REQUIRED TASK: Copy the items below word for word, from the line containing "What elements are" through the line containing "423, 181, 460]", with both of those lines included. Leave out the pictures.

MATERIALS PROVIDED:
..............................

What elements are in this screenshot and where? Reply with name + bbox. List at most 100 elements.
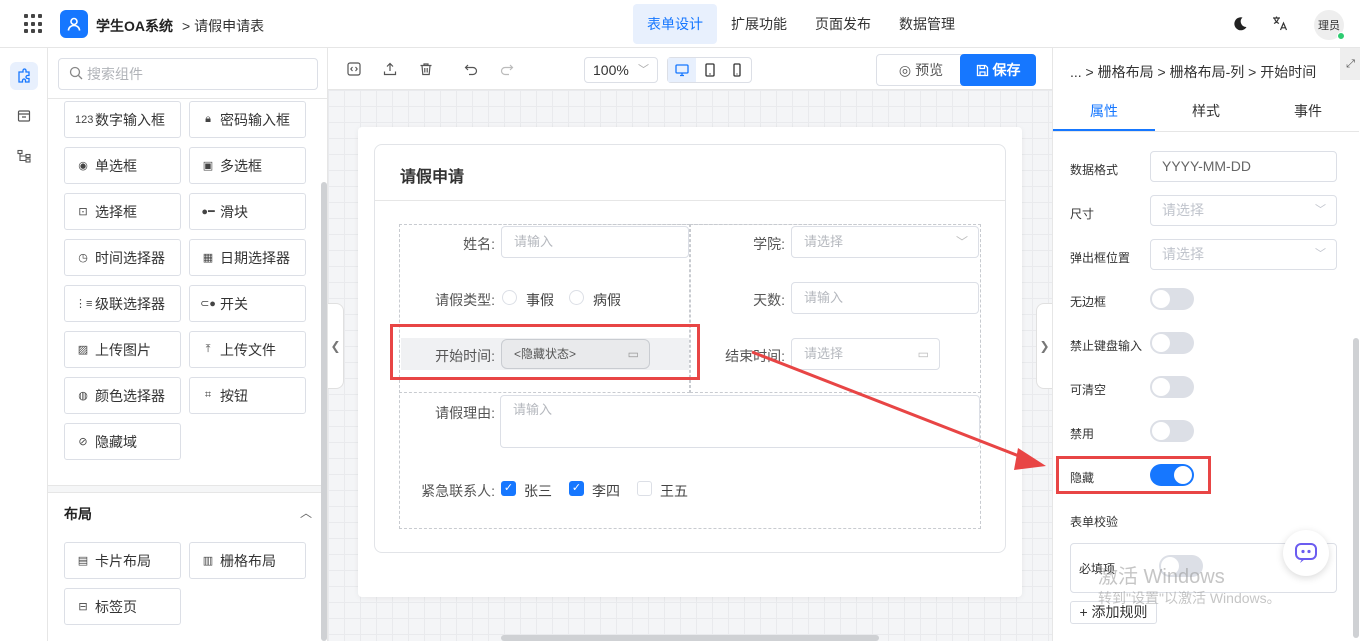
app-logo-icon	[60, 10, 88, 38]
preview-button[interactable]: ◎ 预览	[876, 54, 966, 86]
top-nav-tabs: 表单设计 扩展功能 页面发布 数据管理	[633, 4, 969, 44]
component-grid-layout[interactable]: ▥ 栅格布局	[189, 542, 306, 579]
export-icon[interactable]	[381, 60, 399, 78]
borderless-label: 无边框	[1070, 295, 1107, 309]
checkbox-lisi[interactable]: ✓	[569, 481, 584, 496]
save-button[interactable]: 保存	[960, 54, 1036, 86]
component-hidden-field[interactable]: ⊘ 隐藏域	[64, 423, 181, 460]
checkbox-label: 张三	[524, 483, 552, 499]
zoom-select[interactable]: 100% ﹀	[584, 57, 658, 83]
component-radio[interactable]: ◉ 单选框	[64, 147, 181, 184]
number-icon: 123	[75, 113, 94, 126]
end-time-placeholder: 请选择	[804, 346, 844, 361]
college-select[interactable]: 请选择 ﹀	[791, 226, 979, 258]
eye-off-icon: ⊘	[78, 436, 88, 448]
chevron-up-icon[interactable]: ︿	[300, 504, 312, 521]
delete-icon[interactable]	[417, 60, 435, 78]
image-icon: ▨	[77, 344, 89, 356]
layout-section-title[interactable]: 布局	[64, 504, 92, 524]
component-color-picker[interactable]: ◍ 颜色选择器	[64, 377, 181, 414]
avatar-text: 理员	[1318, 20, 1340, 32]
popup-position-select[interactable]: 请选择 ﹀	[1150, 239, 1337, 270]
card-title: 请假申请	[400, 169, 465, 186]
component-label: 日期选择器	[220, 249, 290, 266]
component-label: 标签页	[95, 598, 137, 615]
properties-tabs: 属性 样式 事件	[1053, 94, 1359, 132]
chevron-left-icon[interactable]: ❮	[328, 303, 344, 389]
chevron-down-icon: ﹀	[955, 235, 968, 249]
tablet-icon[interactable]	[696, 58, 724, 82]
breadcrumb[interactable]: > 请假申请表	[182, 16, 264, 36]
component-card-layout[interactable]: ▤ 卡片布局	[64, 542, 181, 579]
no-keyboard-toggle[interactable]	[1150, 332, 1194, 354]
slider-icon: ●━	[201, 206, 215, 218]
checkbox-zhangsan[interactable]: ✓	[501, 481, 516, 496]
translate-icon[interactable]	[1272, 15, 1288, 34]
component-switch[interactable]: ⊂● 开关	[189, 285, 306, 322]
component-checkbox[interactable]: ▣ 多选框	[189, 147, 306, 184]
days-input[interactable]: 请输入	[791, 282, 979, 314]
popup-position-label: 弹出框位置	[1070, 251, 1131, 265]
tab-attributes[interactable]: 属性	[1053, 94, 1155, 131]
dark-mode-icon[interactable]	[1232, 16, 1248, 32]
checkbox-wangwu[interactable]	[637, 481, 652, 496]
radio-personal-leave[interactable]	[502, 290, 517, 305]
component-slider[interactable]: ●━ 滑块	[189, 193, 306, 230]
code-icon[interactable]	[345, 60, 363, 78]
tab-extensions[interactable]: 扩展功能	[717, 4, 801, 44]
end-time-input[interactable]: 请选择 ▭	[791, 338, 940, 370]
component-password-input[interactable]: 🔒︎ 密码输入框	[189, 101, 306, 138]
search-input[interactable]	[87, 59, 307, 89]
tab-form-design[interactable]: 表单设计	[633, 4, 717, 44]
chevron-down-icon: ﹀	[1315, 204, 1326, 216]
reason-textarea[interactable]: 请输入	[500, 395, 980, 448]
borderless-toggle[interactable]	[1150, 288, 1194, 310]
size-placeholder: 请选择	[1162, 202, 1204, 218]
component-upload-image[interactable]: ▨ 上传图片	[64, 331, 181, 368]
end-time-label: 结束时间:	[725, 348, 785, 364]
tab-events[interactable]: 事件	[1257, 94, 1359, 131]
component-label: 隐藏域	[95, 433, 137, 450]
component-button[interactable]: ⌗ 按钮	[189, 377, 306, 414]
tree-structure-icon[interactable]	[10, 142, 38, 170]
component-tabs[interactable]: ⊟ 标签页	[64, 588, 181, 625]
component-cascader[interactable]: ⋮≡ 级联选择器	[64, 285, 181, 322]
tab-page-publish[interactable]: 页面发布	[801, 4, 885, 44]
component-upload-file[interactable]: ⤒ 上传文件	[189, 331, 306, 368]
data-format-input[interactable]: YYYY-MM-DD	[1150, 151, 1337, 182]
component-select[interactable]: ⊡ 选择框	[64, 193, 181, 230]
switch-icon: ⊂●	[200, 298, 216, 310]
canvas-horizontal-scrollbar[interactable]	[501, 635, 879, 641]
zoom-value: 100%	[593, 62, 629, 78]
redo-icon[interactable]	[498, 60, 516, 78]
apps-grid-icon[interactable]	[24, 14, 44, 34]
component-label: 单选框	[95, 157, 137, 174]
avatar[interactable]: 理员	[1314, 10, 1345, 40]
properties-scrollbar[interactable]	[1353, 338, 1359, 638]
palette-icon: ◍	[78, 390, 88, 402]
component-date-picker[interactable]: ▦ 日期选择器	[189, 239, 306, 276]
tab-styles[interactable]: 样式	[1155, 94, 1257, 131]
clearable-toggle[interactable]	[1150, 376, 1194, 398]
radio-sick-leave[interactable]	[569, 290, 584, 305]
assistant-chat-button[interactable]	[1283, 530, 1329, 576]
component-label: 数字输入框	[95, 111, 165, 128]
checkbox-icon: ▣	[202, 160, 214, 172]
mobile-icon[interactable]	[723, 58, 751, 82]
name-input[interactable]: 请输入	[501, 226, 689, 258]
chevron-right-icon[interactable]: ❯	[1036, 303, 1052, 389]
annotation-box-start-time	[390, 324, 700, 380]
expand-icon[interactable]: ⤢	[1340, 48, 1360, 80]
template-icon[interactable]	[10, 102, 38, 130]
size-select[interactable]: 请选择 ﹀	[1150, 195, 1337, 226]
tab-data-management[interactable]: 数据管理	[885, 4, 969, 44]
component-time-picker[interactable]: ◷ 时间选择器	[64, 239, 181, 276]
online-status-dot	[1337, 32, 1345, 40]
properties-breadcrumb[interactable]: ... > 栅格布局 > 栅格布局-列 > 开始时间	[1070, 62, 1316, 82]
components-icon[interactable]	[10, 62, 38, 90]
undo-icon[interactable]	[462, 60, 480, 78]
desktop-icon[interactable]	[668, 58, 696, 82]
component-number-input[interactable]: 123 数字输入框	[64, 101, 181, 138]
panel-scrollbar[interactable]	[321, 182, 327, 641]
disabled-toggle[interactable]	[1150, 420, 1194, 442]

..............................

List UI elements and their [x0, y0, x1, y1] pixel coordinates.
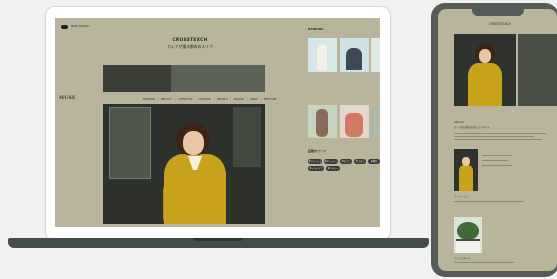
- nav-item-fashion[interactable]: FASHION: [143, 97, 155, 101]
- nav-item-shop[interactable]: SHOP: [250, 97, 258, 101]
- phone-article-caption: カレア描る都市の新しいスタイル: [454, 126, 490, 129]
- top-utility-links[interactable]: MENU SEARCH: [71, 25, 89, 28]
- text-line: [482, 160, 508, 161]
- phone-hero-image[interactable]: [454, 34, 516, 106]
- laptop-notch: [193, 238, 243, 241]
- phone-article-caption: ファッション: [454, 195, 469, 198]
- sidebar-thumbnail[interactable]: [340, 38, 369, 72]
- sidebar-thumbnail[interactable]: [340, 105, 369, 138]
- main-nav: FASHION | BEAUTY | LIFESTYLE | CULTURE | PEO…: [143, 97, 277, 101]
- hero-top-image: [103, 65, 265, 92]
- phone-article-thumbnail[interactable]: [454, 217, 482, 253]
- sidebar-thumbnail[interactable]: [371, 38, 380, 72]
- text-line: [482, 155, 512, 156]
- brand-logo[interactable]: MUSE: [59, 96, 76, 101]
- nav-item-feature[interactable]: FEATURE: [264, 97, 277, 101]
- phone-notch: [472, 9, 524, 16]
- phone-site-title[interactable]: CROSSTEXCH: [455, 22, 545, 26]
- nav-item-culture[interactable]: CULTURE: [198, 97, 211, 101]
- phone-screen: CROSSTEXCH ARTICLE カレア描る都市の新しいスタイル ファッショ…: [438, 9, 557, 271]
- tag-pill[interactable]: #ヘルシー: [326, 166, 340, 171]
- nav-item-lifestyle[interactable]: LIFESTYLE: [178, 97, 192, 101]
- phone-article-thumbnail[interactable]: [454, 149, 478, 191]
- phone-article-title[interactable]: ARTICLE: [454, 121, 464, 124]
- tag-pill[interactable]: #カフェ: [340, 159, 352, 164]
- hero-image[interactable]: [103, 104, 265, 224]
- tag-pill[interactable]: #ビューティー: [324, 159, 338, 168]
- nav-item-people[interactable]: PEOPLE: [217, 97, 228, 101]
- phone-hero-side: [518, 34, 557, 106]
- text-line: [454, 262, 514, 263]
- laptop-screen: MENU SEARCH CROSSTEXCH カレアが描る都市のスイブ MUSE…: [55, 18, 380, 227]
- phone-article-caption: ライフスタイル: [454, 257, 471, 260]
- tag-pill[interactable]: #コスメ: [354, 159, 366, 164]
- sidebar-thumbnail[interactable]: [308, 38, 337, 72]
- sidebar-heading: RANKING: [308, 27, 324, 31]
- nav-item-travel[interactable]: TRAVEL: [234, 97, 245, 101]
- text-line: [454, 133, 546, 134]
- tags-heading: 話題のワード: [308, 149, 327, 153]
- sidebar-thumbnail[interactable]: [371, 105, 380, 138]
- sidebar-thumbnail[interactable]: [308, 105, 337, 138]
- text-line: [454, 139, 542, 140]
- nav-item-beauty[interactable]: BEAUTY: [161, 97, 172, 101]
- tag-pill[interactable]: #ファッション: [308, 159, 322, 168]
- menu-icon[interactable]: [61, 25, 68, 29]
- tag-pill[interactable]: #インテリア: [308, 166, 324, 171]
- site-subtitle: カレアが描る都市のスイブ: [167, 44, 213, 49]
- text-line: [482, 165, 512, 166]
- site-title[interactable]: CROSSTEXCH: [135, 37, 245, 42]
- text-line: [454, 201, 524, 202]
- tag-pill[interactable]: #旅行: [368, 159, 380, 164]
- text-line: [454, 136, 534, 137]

..............................

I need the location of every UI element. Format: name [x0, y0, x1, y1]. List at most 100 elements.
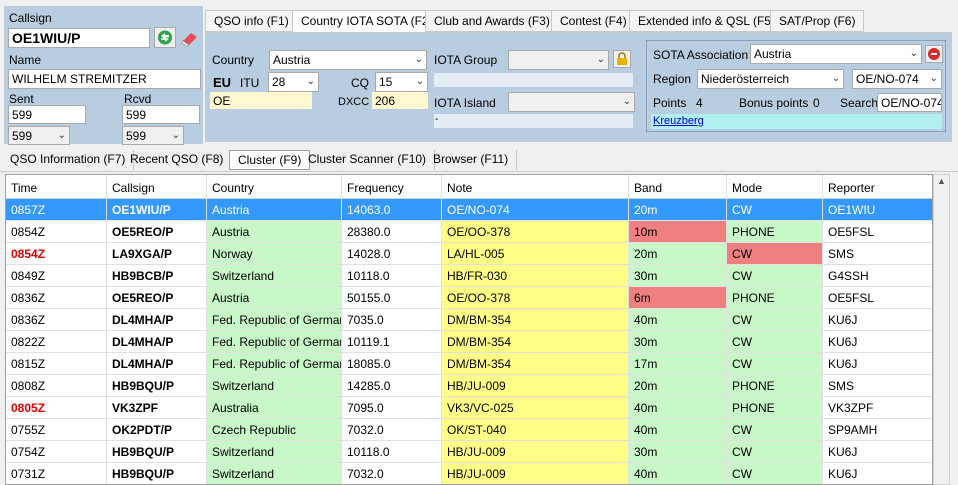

..............................

RIGHT ANSWER:
What elements are in this screenshot and where? Reply with name + bbox. List at most 100 elements.
app-logo-icon	[60, 10, 88, 38]
preview-button[interactable]: ◎ 预览	[876, 54, 966, 86]
top-nav-tabs: 表单设计 扩展功能 页面发布 数据管理	[633, 4, 969, 44]
component-grid-layout[interactable]: ▥ 栅格布局	[189, 542, 306, 579]
export-icon[interactable]	[381, 60, 399, 78]
borderless-label: 无边框	[1070, 295, 1107, 309]
checkbox-lisi[interactable]: ✓	[569, 481, 584, 496]
save-button[interactable]: 保存	[960, 54, 1036, 86]
component-hidden-field[interactable]: ⊘ 隐藏域	[64, 423, 181, 460]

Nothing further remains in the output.